* [DIRECTIONS]
(a) In the excerpt on the Comey indictment, what have the courts given the regime for most of Trump's second term?
(b) Pick up the excerpt on the Comey indictment after its final sentence and continue it.
=== EXCERPT TO READ ===
The indictment against Comey is laughably short on details, and the events that proceeded it are clear evidence of politically biased and selective prosecution. No career prosecutor was willing to sign their name to it. Judges have the power to throw out cases if the evidence is too thin or prosecutors violated the rights of a defendant, and both stipulations could apply here.

But it matters how the courts deal with this. For most of Trump’s second term, the courts have given the regime what is called the “presumption of regular order” - the benefit of the doubt that the regime’s lawyers are actually honestly and without bias, even when it has been pretty obvious that they are not.

But this selective, politically-motivated prosecution is the clearest sign of corruption at the heart of Trump’s Department of Justice yet. It needs to be tossed out with extreme prejudice and in a way that is maximally embarrassing for the regime and its hand-picked servants. If it isn’t, then more prosecutions like this will surely be coming.
=== INPUT DATA ===
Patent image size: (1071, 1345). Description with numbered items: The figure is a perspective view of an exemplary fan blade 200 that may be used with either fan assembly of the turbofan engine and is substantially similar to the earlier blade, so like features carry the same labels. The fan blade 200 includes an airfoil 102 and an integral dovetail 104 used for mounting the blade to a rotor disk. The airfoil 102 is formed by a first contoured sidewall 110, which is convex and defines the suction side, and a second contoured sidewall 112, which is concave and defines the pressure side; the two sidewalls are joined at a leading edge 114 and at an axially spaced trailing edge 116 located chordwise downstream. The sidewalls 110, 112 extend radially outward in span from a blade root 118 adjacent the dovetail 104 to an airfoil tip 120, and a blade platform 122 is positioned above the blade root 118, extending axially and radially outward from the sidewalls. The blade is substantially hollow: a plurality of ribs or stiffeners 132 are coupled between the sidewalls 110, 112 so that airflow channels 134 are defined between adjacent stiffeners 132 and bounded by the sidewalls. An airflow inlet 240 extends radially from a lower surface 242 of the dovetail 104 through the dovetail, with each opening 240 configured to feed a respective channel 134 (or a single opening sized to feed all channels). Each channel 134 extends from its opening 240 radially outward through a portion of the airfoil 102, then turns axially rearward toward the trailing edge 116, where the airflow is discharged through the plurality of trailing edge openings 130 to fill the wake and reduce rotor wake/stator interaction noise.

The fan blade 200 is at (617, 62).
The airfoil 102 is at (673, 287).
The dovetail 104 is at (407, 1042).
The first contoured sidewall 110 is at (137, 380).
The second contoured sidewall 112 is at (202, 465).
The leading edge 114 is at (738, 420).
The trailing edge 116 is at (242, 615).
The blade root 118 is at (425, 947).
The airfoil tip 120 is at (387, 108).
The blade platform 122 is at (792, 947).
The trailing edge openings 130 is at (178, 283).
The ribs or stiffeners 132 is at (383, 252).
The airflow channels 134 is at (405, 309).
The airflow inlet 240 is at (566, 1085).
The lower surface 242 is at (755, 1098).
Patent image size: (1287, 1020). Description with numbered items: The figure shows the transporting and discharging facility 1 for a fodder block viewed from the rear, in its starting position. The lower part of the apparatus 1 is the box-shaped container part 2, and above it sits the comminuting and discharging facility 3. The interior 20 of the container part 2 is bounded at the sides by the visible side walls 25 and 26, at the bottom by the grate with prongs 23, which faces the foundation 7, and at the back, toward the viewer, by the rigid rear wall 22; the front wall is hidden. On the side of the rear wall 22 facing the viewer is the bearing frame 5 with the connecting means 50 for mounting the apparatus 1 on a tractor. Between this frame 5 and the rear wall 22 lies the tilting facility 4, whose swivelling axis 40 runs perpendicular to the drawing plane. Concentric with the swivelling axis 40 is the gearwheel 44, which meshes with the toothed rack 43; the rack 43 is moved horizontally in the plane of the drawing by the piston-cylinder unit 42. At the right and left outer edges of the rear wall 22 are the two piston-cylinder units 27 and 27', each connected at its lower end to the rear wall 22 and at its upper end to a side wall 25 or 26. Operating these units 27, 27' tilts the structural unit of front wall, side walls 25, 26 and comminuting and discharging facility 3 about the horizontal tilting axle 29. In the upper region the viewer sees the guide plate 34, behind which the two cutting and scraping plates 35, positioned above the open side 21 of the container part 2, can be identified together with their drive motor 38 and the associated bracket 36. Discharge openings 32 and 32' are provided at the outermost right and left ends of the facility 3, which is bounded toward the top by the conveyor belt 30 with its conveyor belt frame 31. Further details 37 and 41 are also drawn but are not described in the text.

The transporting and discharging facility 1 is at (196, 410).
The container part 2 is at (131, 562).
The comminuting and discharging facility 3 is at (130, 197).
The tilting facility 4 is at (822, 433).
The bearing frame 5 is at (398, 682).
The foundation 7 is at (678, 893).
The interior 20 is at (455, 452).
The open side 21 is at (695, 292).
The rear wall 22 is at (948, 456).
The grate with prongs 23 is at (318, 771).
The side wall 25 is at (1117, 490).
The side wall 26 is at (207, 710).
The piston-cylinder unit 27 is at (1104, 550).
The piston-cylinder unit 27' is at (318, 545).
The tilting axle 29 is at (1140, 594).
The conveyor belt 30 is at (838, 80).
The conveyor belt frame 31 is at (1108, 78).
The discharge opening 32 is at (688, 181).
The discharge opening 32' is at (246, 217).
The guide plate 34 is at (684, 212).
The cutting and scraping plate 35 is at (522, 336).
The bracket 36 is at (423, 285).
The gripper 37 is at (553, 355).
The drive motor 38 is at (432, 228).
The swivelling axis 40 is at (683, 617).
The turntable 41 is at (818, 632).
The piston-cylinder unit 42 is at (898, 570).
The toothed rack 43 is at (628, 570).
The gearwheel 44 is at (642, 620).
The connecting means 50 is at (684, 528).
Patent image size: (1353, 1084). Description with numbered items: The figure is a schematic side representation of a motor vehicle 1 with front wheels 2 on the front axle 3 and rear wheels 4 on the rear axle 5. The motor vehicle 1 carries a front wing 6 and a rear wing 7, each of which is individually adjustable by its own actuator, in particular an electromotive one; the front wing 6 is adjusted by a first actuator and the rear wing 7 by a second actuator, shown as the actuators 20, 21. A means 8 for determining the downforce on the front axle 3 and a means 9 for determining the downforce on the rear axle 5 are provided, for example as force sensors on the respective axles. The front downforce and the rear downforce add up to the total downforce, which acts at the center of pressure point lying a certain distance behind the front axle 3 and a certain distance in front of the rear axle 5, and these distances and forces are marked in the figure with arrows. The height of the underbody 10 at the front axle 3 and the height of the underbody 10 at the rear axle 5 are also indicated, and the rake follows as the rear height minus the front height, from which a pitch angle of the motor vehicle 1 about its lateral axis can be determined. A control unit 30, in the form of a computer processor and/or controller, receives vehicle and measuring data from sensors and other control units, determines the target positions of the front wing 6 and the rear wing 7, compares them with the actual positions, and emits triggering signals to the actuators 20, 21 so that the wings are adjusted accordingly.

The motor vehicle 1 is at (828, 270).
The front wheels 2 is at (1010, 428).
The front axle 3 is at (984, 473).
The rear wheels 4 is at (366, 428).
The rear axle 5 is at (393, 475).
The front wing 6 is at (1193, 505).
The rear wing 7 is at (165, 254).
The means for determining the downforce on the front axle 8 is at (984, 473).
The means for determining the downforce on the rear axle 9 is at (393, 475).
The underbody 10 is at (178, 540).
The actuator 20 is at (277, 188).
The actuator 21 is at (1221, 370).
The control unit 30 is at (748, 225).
===
* [ACTIVITY ANSWERS]
(a) The "presumption of regular order," the benefit of the doubt that the regime's lawyers are acting honestly and without bias.

(b)
Bizarre gathering of generals

Defense Secretary Pete Hegseth raised a lot of eyebrows last week when he ordered every single U.S. general and admiral in the world to gather in Virginia next week for an unprecedented meeting.

Was he going to fire twenty percent of them, as he has previously vowed to do? Is there a global military emergency? What could possibly require gathering all of the military’s top brass in one place, creating an enormous security risk and distracting them from their jobs?

The answer apparently is that he wants to make a speech on the “warrior ethos”. Cue eye rolls in every time zone.

This is the latest expression of what I’ve previously described as “Military MAGA”, a distinct MAGA worldview which has taken a foothold in the military and veteran community.

Drawing on the anti-elite populism of mainstream MAGA, Military MAGA views generals and admirals as woke elitists who are too busy worrying about diversity and gender quotas to win any wars. The answer, they claim, is to put in charge “warriors” who are laser focused on “lethality”.

Oh, and they’re also very concerned about military grooming standards, which Hegseth also reportedly plans to discuss.

Many flag officers spent significant time in combat earlier in their careers, and the idea that they need a lecture on “lethality” or grooming from a former Fox News host who never rose above the rank of major is likely to rankle.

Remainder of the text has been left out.